__SUPPLIED MATERIAL__.
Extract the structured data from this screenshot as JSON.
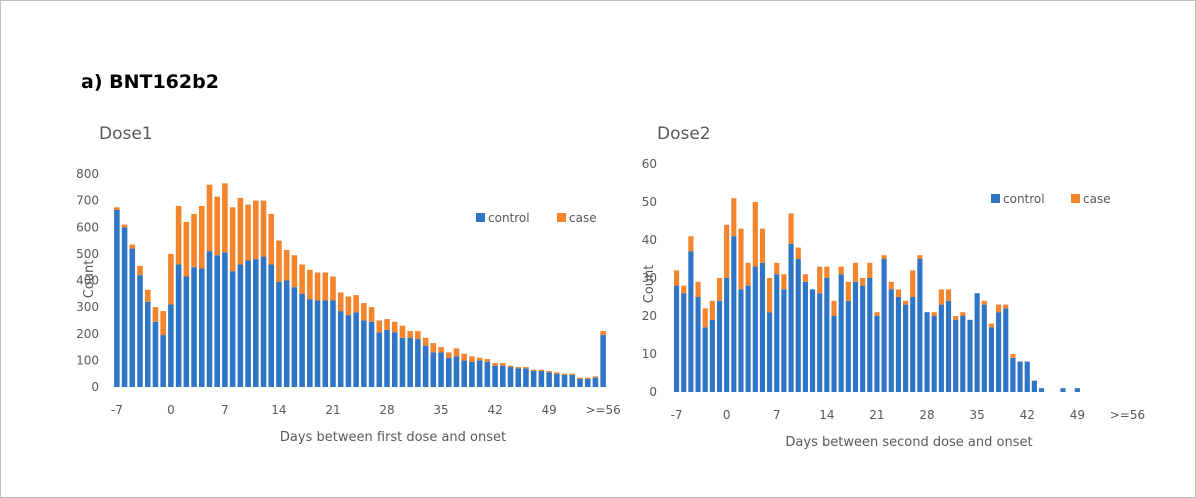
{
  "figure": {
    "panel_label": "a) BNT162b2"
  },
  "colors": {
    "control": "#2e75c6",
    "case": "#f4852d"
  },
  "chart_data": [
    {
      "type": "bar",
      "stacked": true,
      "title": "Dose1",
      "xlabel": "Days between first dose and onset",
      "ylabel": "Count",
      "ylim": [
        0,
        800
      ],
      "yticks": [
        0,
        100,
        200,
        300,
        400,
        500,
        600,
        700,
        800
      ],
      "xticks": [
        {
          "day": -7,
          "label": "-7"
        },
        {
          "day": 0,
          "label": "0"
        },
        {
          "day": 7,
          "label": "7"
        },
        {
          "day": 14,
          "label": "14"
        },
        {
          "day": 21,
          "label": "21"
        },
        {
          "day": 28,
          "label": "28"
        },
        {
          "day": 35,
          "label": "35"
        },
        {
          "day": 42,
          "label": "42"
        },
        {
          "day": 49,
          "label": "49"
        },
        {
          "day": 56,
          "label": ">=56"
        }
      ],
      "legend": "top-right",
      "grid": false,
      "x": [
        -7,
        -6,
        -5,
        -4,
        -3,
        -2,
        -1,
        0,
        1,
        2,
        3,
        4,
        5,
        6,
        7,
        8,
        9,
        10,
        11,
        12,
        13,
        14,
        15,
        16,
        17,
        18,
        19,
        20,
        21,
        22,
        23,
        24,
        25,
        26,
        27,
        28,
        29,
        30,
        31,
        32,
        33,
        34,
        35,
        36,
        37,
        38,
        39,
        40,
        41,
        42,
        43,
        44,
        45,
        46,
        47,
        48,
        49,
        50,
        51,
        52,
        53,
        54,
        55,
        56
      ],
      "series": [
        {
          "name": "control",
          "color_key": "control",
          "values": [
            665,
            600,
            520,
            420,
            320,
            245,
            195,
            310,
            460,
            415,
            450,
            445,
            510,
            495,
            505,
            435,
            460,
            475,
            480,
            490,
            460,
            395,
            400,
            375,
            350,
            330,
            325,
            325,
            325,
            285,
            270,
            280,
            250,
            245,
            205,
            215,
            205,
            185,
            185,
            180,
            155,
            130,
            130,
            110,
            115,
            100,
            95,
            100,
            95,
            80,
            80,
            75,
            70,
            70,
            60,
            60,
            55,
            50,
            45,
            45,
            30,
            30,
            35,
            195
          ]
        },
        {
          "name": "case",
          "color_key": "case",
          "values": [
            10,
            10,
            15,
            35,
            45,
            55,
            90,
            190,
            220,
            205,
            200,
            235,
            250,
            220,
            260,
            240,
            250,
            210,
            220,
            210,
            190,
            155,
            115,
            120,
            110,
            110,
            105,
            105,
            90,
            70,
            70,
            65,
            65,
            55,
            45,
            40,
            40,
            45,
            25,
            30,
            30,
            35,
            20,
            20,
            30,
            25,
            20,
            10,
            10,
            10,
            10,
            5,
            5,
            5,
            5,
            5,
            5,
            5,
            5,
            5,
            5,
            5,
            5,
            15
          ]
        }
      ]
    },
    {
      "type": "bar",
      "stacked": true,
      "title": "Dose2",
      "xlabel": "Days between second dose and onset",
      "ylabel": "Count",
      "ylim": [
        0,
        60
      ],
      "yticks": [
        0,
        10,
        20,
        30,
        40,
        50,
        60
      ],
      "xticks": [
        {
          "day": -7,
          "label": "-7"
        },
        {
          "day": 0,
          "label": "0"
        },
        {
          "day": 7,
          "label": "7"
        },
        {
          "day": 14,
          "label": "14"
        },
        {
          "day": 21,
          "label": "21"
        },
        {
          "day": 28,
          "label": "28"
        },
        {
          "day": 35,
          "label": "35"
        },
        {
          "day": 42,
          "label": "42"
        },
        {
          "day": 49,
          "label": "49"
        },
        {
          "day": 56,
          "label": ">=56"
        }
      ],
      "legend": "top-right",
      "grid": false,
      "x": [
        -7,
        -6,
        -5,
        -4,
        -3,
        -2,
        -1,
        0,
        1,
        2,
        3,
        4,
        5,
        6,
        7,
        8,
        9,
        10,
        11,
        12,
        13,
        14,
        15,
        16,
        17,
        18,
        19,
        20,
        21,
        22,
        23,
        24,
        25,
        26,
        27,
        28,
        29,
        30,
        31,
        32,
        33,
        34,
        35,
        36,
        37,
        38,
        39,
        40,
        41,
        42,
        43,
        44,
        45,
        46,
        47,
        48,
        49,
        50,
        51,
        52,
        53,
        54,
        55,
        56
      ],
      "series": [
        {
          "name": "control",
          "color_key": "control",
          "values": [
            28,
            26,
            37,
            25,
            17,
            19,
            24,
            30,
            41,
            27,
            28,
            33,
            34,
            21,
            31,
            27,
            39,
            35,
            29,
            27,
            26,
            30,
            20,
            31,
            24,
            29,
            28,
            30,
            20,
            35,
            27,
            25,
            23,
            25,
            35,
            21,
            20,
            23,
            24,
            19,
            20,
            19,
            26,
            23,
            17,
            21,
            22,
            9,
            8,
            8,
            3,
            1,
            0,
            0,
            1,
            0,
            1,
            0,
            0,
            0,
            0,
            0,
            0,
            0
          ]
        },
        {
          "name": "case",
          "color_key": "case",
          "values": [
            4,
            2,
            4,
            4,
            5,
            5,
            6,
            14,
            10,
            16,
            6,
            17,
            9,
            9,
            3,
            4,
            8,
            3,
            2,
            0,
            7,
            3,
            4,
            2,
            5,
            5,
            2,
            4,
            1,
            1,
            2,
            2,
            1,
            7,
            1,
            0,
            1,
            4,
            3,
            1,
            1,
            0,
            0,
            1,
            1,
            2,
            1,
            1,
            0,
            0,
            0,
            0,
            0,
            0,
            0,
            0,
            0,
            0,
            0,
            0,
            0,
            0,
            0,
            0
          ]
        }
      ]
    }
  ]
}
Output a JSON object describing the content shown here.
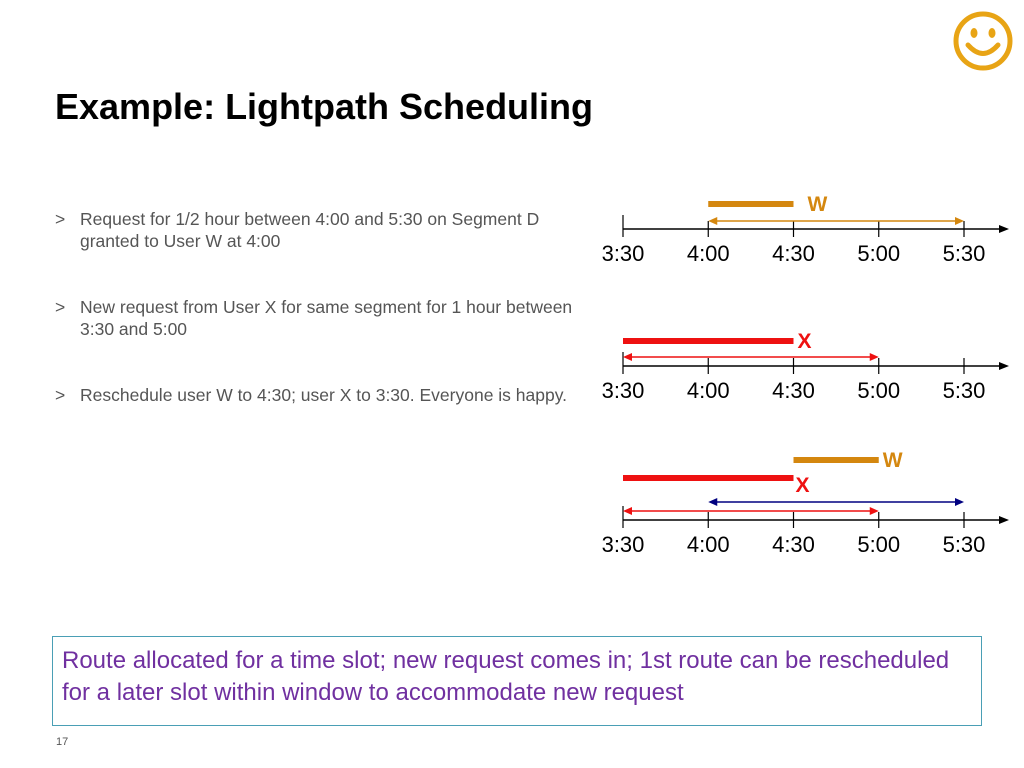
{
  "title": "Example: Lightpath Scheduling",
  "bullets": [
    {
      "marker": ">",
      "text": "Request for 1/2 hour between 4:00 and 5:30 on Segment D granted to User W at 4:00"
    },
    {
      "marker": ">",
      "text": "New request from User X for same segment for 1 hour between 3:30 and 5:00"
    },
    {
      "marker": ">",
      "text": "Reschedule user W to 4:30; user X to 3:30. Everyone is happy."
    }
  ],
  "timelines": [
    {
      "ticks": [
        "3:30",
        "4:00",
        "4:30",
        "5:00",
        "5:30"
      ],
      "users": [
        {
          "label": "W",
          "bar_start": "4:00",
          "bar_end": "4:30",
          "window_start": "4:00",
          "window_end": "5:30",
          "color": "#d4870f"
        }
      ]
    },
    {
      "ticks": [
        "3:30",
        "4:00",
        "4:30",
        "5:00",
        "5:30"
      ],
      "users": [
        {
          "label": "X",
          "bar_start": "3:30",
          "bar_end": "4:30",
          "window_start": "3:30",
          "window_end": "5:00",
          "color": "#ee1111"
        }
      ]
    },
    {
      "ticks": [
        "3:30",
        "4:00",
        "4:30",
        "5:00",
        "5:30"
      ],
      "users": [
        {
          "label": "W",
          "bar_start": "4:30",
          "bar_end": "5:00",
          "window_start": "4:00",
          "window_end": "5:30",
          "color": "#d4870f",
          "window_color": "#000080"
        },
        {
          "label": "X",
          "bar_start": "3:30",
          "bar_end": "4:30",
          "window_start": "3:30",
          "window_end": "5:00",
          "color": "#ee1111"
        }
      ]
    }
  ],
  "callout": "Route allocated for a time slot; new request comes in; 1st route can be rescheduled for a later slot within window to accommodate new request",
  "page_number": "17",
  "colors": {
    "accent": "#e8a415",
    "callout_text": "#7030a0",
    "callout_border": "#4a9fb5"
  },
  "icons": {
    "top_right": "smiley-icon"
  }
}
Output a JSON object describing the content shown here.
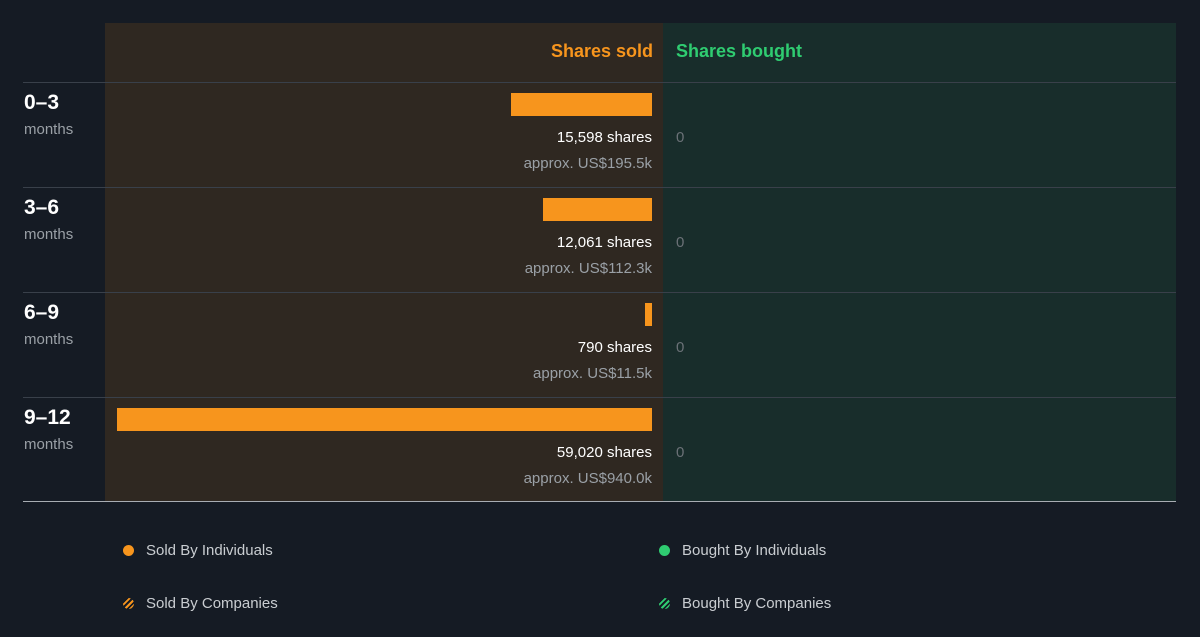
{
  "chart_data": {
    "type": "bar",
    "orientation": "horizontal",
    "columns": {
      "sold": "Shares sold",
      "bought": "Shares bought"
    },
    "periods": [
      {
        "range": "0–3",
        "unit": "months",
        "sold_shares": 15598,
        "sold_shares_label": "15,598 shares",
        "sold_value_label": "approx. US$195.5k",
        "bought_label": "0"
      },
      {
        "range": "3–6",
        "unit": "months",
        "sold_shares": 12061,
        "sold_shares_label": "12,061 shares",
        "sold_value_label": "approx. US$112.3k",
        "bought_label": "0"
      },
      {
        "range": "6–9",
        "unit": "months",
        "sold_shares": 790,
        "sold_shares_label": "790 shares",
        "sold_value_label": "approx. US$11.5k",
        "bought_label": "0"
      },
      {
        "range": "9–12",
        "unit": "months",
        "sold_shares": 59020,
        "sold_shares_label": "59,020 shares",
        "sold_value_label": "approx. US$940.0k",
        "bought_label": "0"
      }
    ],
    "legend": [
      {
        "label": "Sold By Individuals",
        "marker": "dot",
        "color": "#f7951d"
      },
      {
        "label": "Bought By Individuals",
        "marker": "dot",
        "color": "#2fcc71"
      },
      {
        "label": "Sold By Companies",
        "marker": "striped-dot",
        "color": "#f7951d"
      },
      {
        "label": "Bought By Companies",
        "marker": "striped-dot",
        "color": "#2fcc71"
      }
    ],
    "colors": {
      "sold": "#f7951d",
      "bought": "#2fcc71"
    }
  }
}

__GIVEN PROBLEM__.
Search the records above for "between". Copy each line where it is found.

__CORRECT RESULT__.
      "xlabel": "Days between first dose and onset",
      "xlabel": "Days between second dose and onset",
      "text": "Request for 1/2 hour between 4:00 and 5:30 on Segment D granted to User W at 4:00"
      "text": "New request from User X for same segment for 1 hour between 3:30 and 5:00"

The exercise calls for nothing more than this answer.